Objective: Copy the records word for word, from their first line through the line that contains "status-icons bbox=[388, 7, 444, 25]".

#####

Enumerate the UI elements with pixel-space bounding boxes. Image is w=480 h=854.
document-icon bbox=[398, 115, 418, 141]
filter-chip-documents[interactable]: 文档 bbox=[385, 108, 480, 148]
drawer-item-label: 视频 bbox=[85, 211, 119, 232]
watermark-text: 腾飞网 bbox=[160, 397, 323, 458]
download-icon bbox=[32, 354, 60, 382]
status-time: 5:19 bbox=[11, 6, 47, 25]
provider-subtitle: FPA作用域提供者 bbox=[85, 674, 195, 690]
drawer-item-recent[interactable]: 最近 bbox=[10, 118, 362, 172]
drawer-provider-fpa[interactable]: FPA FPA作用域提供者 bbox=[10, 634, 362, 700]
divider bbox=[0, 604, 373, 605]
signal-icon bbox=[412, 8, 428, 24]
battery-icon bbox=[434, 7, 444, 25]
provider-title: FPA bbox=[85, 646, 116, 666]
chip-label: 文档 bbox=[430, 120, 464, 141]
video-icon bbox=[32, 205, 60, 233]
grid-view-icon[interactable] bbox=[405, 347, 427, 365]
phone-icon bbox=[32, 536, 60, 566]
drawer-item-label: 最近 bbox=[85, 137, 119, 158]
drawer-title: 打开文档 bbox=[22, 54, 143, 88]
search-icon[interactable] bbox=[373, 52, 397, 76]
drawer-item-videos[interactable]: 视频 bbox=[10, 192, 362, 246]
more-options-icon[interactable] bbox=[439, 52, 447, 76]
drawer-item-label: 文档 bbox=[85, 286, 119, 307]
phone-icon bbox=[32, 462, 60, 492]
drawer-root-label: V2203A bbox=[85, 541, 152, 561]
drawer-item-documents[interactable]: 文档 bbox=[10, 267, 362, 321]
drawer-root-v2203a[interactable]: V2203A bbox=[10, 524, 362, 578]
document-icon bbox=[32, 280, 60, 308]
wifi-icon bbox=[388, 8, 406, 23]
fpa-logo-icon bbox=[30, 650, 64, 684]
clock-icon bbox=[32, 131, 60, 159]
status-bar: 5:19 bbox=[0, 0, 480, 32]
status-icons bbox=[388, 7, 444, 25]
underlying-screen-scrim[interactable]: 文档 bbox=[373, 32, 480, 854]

#####

Task output:
Enumerate the UI elements with pixel-space bounding boxes. Image is w=480 h=854.
document-icon bbox=[398, 115, 418, 141]
filter-chip-documents[interactable]: 文档 bbox=[385, 108, 480, 148]
drawer-item-label: 视频 bbox=[85, 211, 119, 232]
watermark-text: 腾飞网 bbox=[160, 397, 323, 458]
download-icon bbox=[32, 354, 60, 382]
status-time: 5:19 bbox=[11, 6, 47, 25]
provider-subtitle: FPA作用域提供者 bbox=[85, 674, 195, 690]
drawer-item-recent[interactable]: 最近 bbox=[10, 118, 362, 172]
drawer-provider-fpa[interactable]: FPA FPA作用域提供者 bbox=[10, 634, 362, 700]
divider bbox=[0, 604, 373, 605]
signal-icon bbox=[412, 8, 428, 24]
battery-icon bbox=[434, 7, 444, 25]
provider-title: FPA bbox=[85, 646, 116, 666]
chip-label: 文档 bbox=[430, 120, 464, 141]
video-icon bbox=[32, 205, 60, 233]
grid-view-icon[interactable] bbox=[405, 347, 427, 365]
phone-icon bbox=[32, 536, 60, 566]
drawer-item-label: 最近 bbox=[85, 137, 119, 158]
drawer-title: 打开文档 bbox=[22, 54, 143, 88]
search-icon[interactable] bbox=[373, 52, 397, 76]
drawer-item-videos[interactable]: 视频 bbox=[10, 192, 362, 246]
more-options-icon[interactable] bbox=[439, 52, 447, 76]
drawer-item-label: 文档 bbox=[85, 286, 119, 307]
phone-icon bbox=[32, 462, 60, 492]
drawer-root-label: V2203A bbox=[85, 541, 152, 561]
drawer-item-documents[interactable]: 文档 bbox=[10, 267, 362, 321]
drawer-root-v2203a[interactable]: V2203A bbox=[10, 524, 362, 578]
document-icon bbox=[32, 280, 60, 308]
wifi-icon bbox=[388, 8, 406, 23]
fpa-logo-icon bbox=[30, 650, 64, 684]
clock-icon bbox=[32, 131, 60, 159]
status-bar: 5:19 bbox=[0, 0, 480, 32]
status-icons bbox=[388, 7, 444, 25]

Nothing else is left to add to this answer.